**** WORKING DATA
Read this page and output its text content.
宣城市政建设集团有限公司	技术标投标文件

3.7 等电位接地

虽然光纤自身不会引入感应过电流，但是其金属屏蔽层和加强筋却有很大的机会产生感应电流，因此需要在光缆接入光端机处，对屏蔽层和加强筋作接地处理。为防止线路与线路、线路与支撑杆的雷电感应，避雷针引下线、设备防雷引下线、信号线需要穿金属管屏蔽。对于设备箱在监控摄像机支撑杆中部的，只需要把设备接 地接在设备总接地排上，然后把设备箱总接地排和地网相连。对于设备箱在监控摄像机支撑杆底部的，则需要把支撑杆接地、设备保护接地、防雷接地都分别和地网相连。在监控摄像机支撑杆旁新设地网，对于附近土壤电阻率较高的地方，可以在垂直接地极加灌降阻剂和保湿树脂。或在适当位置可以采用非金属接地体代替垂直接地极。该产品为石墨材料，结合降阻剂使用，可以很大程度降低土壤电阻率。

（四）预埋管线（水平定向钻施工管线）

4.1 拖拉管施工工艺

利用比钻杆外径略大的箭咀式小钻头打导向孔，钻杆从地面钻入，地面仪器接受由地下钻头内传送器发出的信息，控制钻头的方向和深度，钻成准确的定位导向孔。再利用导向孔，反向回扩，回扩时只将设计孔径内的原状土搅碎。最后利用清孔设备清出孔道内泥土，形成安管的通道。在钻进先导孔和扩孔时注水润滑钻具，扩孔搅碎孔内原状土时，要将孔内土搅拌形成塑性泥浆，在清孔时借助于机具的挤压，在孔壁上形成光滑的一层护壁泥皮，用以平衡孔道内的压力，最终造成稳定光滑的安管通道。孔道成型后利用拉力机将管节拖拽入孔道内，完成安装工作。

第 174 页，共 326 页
********
Return all of the entries word for word.

Read this page and output its text content.
宣城市政建设集团有限公司	技术标投标文件

3.7 等电位接地

虽然光纤自身不会引入感应过电流，但是其金属屏蔽层和加强筋却有很大的机会产生感应电流，因此需要在光缆接入光端机处，对屏蔽层和加强筋作接地处理。为防止线路与线路、线路与支撑杆的雷电感应，避雷针引下线、设备防雷引下线、信号线需要穿金属管屏蔽。对于设备箱在监控摄像机支撑杆中部的，只需要把设备接 地接在设备总接地排上，然后把设备箱总接地排和地网相连。对于设备箱在监控摄像机支撑杆底部的，则需要把支撑杆接地、设备保护接地、防雷接地都分别和地网相连。在监控摄像机支撑杆旁新设地网，对于附近土壤电阻率较高的地方，可以在垂直接地极加灌降阻剂和保湿树脂。或在适当位置可以采用非金属接地体代替垂直接地极。该产品为石墨材料，结合降阻剂使用，可以很大程度降低土壤电阻率。

（四）预埋管线（水平定向钻施工管线）

4.1 拖拉管施工工艺

利用比钻杆外径略大的箭咀式小钻头打导向孔，钻杆从地面钻入，地面仪器接受由地下钻头内传送器发出的信息，控制钻头的方向和深度，钻成准确的定位导向孔。再利用导向孔，反向回扩，回扩时只将设计孔径内的原状土搅碎。最后利用清孔设备清出孔道内泥土，形成安管的通道。在钻进先导孔和扩孔时注水润滑钻具，扩孔搅碎孔内原状土时，要将孔内土搅拌形成塑性泥浆，在清孔时借助于机具的挤压，在孔壁上形成光滑的一层护壁泥皮，用以平衡孔道内的压力，最终造成稳定光滑的安管通道。孔道成型后利用拉力机将管节拖拽入孔道内，完成安装工作。

第 174 页，共 326 页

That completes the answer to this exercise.